MATERIAL FOR THE TASK:
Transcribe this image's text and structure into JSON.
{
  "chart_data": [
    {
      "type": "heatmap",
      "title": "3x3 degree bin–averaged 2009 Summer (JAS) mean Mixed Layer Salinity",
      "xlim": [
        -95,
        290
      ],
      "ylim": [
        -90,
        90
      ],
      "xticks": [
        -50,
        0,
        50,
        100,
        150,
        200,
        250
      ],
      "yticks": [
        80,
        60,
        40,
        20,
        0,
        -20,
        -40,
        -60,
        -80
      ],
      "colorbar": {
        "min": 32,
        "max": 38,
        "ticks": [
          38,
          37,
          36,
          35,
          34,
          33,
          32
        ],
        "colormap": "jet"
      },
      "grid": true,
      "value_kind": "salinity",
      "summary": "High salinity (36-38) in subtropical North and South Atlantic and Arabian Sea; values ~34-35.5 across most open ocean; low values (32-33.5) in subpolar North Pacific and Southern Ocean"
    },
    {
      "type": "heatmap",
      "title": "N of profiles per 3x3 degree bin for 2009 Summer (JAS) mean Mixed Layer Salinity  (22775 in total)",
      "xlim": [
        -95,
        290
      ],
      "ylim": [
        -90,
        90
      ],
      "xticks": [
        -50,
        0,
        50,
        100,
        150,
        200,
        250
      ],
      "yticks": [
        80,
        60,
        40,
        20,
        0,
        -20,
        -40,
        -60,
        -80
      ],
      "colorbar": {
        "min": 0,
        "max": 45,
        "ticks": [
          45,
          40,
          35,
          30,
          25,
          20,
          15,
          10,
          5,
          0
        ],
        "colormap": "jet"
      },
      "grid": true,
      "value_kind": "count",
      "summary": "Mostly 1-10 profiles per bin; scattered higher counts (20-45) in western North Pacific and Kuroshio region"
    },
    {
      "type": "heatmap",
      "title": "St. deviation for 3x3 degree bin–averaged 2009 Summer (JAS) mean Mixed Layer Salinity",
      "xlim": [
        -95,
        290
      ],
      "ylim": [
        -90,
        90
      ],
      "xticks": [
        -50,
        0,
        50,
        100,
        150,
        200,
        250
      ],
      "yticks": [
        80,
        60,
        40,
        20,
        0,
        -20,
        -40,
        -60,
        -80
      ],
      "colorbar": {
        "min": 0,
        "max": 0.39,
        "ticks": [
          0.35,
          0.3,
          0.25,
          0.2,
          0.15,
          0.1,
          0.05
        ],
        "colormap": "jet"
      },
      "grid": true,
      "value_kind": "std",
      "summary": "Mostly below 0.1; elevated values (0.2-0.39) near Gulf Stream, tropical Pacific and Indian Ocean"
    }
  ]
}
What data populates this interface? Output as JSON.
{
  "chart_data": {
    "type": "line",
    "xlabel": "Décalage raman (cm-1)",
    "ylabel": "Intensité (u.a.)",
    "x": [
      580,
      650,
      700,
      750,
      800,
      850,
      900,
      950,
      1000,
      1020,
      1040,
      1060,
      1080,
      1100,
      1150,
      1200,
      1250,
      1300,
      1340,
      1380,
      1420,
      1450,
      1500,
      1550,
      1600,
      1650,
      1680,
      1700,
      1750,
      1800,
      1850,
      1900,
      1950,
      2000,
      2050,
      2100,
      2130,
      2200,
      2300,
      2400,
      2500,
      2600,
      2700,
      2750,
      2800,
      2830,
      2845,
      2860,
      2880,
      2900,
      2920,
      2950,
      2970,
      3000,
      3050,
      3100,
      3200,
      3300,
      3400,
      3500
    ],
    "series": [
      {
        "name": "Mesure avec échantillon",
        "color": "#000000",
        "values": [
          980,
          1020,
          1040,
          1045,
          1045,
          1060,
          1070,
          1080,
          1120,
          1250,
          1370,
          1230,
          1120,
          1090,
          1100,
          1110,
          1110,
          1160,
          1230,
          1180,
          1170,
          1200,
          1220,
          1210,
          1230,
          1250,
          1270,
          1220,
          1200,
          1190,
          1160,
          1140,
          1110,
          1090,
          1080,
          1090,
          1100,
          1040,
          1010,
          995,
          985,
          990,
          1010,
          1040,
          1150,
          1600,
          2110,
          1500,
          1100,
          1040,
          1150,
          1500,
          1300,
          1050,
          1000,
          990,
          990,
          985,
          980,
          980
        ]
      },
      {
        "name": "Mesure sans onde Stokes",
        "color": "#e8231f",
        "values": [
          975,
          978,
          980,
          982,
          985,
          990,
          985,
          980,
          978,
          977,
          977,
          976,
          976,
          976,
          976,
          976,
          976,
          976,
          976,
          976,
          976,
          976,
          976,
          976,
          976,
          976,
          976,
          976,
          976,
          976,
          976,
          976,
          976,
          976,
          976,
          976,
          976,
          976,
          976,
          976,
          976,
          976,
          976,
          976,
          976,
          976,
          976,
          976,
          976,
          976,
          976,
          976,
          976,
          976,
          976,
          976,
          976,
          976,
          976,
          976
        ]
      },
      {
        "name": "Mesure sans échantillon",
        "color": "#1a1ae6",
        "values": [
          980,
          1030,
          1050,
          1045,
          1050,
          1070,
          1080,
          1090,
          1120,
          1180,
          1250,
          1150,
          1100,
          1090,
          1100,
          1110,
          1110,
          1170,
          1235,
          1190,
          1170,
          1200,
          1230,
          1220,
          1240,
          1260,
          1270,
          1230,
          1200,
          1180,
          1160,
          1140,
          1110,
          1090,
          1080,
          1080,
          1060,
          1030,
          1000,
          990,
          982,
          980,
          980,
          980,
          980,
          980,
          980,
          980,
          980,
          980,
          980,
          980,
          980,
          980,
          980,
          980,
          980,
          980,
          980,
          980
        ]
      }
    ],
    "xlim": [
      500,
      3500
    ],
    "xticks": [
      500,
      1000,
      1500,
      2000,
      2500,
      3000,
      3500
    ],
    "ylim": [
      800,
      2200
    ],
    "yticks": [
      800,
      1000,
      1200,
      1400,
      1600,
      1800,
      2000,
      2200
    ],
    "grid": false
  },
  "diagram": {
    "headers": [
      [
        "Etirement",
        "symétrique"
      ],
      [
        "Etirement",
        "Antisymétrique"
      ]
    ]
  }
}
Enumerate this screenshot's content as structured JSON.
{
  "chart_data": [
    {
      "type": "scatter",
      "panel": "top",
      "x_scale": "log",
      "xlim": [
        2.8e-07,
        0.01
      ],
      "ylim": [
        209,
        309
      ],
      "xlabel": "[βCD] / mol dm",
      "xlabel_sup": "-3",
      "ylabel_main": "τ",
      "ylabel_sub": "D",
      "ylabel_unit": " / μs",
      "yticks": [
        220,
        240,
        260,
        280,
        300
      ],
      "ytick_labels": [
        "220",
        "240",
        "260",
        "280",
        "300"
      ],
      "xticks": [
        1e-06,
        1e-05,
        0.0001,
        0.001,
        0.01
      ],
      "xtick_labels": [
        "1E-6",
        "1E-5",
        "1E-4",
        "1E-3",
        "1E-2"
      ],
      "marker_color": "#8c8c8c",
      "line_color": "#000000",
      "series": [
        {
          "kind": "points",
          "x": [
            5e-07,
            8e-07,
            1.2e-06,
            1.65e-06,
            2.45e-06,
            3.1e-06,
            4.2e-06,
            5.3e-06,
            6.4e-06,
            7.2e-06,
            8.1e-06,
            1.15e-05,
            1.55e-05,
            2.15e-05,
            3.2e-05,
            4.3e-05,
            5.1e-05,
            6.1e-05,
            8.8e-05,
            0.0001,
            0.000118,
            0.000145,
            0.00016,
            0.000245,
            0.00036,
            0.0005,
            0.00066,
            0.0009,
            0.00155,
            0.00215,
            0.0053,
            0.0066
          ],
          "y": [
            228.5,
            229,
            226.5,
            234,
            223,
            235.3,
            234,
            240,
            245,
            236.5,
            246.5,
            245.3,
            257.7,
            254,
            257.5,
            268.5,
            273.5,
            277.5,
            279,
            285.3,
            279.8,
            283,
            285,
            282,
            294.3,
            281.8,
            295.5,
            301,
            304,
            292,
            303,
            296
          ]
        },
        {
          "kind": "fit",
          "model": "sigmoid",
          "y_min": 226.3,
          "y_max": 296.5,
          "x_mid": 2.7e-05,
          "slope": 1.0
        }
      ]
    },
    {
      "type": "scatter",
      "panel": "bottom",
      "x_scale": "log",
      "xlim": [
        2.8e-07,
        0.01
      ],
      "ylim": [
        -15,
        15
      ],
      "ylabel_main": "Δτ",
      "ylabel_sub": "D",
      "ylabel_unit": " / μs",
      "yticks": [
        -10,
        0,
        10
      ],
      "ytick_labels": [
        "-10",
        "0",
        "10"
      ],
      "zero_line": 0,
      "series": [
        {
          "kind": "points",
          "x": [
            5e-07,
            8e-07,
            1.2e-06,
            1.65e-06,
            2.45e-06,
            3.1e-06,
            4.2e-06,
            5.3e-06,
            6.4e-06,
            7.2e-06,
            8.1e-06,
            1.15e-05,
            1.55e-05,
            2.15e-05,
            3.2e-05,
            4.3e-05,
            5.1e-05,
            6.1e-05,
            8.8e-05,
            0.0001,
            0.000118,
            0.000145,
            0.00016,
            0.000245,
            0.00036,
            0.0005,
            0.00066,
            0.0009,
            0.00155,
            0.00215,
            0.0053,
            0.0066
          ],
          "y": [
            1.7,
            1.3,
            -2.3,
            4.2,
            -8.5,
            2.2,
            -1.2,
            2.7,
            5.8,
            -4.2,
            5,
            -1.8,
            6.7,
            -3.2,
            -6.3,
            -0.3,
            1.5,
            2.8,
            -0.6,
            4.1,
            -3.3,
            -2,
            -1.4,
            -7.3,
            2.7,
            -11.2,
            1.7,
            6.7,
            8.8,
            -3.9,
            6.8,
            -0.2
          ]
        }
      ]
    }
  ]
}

TASK OBJECTIVE:
Sift through the entries and copy every line with "Ocean".

ANSWER TO THIS EXERCISE:
      "summary": "High salinity (36-38) in subtropical North and South Atlantic and Arabian Sea; values ~34-35.5 across most open ocean; low values (32-33.5) in subpolar North Pacific and Southern Ocean"
      "summary": "Mostly below 0.1; elevated values (0.2-0.39) near Gulf Stream, tropical Pacific and Indian Ocean"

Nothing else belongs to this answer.